STATED PROBLEM =>
Gather, from the listing beneath this task, every line holding the string "text".

Dataset rows:
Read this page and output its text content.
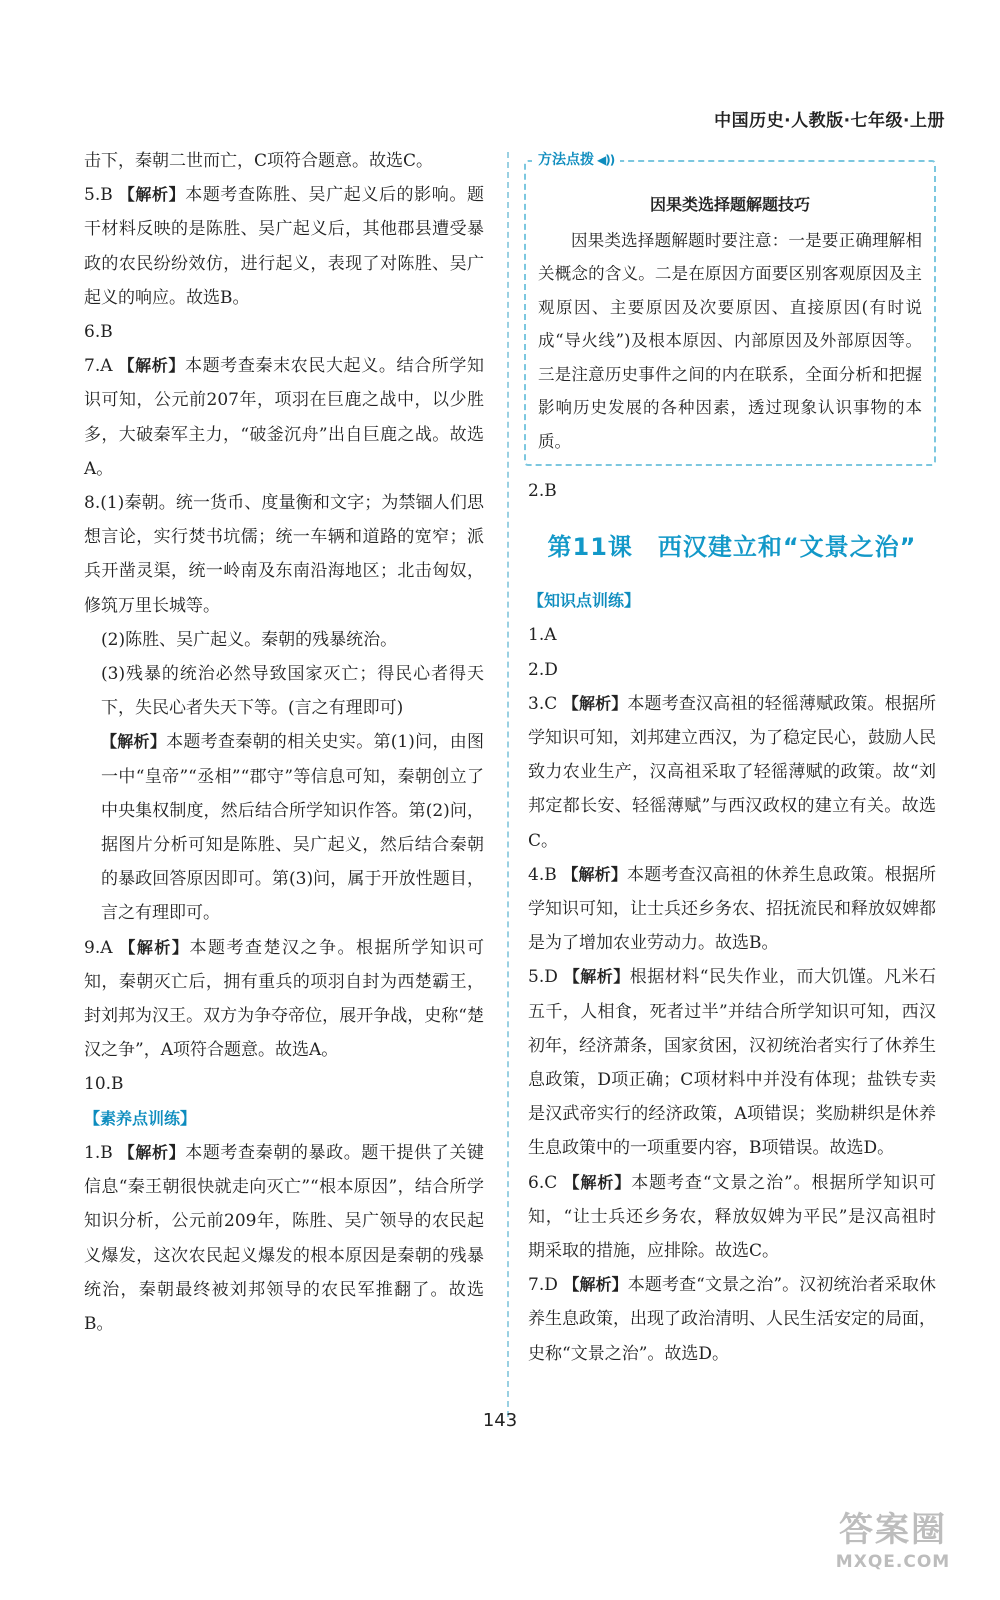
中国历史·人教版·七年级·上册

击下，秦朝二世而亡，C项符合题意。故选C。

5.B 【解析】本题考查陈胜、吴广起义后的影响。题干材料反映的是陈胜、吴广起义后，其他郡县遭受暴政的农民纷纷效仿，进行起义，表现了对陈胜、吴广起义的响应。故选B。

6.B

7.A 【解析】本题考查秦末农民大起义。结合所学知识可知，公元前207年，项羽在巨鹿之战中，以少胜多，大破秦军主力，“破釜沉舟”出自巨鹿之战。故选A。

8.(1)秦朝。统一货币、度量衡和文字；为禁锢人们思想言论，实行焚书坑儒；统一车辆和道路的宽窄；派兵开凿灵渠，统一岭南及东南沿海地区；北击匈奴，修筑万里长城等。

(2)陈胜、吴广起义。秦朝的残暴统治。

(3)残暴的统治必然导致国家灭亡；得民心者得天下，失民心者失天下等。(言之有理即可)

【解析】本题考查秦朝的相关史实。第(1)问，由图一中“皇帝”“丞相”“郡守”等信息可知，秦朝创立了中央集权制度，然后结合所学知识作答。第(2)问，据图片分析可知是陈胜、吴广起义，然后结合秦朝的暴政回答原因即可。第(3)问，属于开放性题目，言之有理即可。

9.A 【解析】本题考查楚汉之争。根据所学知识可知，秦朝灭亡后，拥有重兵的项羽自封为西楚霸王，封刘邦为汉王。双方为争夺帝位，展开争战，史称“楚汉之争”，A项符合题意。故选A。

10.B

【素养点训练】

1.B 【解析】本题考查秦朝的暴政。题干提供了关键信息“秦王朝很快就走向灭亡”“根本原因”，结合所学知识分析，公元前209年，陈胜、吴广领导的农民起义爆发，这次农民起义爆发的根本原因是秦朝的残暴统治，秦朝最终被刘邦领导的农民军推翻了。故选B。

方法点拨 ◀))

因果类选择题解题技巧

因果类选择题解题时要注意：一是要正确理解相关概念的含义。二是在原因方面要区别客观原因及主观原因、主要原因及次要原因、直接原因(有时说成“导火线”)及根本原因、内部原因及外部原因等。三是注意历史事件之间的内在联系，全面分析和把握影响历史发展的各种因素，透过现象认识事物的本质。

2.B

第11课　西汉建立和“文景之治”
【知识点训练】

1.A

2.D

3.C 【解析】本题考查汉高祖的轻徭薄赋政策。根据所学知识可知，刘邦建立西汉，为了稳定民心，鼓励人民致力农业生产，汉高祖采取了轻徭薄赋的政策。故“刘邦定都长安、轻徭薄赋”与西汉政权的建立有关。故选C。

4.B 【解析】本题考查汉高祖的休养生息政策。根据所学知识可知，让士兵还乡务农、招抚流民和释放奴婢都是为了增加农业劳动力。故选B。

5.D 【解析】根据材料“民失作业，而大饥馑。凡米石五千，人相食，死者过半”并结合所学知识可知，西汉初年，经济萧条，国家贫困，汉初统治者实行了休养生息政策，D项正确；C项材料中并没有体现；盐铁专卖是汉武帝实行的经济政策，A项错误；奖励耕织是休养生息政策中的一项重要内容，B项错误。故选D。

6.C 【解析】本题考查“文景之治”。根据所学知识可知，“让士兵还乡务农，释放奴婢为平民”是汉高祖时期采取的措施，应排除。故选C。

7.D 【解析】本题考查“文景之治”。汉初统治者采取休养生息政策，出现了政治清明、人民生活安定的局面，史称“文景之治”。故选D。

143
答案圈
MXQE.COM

--

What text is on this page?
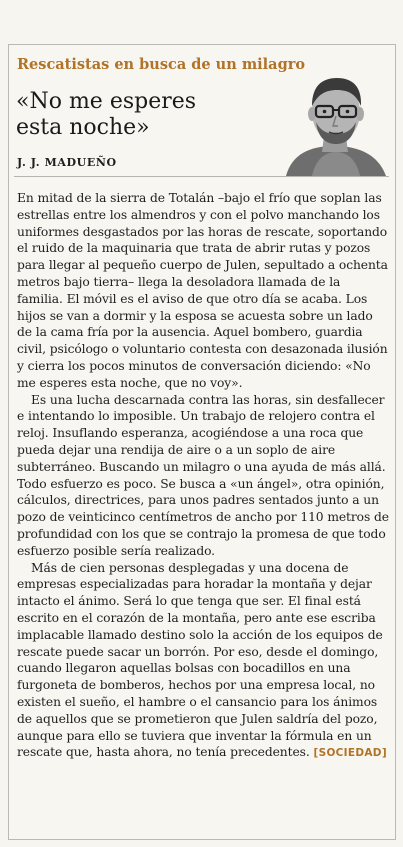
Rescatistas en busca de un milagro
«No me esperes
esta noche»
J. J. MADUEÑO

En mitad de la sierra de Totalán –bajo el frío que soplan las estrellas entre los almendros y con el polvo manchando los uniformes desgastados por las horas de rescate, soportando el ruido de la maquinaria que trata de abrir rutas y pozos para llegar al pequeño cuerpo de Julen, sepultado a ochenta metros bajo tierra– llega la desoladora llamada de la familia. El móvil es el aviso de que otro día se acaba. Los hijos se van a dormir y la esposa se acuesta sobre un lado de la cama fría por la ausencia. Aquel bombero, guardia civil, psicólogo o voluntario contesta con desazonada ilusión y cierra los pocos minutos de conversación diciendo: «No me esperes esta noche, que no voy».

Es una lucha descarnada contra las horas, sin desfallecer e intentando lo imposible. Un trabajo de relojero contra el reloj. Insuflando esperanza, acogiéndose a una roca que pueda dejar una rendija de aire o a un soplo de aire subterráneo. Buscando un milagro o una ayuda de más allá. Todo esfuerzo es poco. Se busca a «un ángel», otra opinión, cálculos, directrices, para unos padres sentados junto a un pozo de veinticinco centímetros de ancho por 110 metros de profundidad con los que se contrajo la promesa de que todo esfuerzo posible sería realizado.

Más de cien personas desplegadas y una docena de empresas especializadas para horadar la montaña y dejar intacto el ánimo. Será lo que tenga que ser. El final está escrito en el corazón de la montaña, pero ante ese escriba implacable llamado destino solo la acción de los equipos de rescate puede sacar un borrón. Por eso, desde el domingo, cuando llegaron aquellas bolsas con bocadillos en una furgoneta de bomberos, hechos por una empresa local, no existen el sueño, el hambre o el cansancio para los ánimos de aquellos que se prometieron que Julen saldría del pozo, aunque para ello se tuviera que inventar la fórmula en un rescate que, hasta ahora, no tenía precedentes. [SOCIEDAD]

ANSWER TO THE TASK =>
Read this page and output its text content.
What text is on this page?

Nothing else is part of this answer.